TEXT SEGMENT |
Top 10 Web Scraping Packages for Python

Top 10 Web Scraping Packages for Python

Python is by far the most popular language used for web scraping. It's easy to learn, has a huge community and a massive ecosystem of libraries.

In this quick overview article, we'll be taking a look at the top 10 web scraping packages that every web scraper should know. Covering various niches like:

  • HTTP Connections
  • Browser Automation
  • HTML and JSON Parsing
  • Data Quality and Validation

we use all of these libraries in our web scraping guide series if you want to see them in action

HTTPX

HTTPX is by far the most complete and modern HTTP client package for Python. It is inspired by the popular requests library but it takes things even further by supporting modern Python and HTTP features.

To start, it supports both asynchronous and synchronous Python APIs. This makes it easy to scale httpx-powered requests while also staying accessible in simple scripts:

import httpx

# use Sync API
with httpx.Client() as client:
    response = client.get("https://web-scraping.dev/product/1")
    print(response.text)

# use Async API:
import asyncio

async def run():
    async with httpx.AsyncClient() as client:
        response = await client.get("https://web-scraping.dev/product/1")
        print(response.text)

asyncio.run(run())

HTTPX also supports HTTP/2 which is much less likely to be blocked as most real human traffic is using http2/3:

with httpx.Client(http2=True) as client:
    response = client.get("https://web-scraping.dev/product/1")
    print(response.text)

Finally, httpx respects HTTP standards and forms requests more similarly to a real web browser which can drastically reduce the likelyhood of being blocked. Like respecting header ordering:

How to Web Scrape with HTTPX and Python

See our full introduction to HTTPX use in web scraping and solutions to commonly encountered issues like retries and blocking.

How to Web Scrape with HTTPX and Python

Parsel and LXML

LXML is a fast and feature-rich HTML/XML parser for Python. It is a wrapper around the C library libxml2 and it is the fastest and most reliable way to parse HTML in Python.

SET EXERCISE 1 | In the overview of Python web scraping packages, which niches does it say the packages cover? List every one.
SET EXERCISE 2 | Rewrite everything from "Python is by" down to "and HTTP features." in the overview of Python web scraping packages, swapping "web scraping" for "data extraction".

DATA BLOCK |
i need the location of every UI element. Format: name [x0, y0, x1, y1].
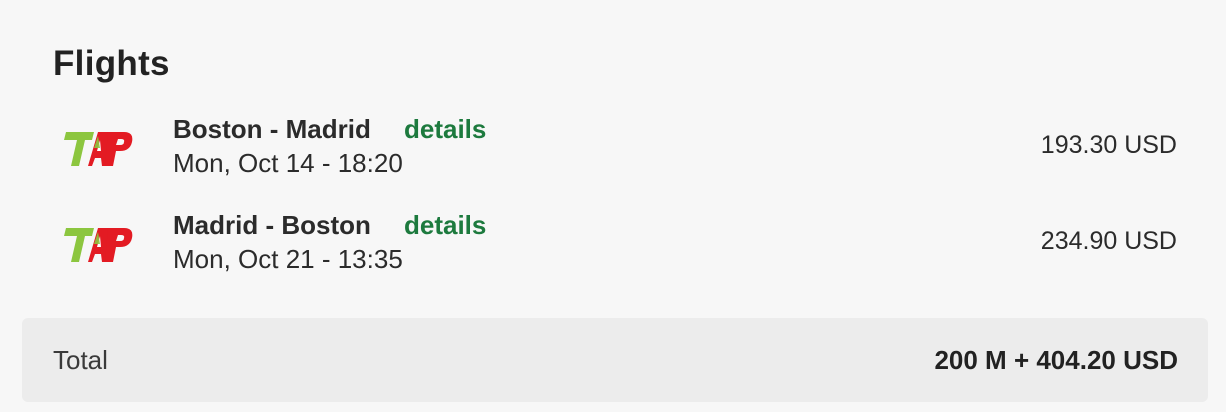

CORRECT OUTPUT 1 |
- HTTP Connections
- Browser Automation
- HTML and JSON Parsing
- Data Quality and Validation

CORRECT OUTPUT 2 |
Python is by far the most popular language used for data extraction. It's easy to learn, has a huge community and a massive ecosystem of libraries.

In this quick overview article, we'll be taking a look at the top 10 data extraction packages that every web scraper should know. Covering various niches like:

  • HTTP Connections
  • Browser Automation
  • HTML and JSON Parsing
  • Data Quality and Validation

we use all of these libraries in our data extraction guide series if you want to see them in action

HTTPX

HTTPX is by far the most complete and modern HTTP client package for Python. It is inspired by the popular requests library but it takes things even further by supporting modern Python and HTTP features.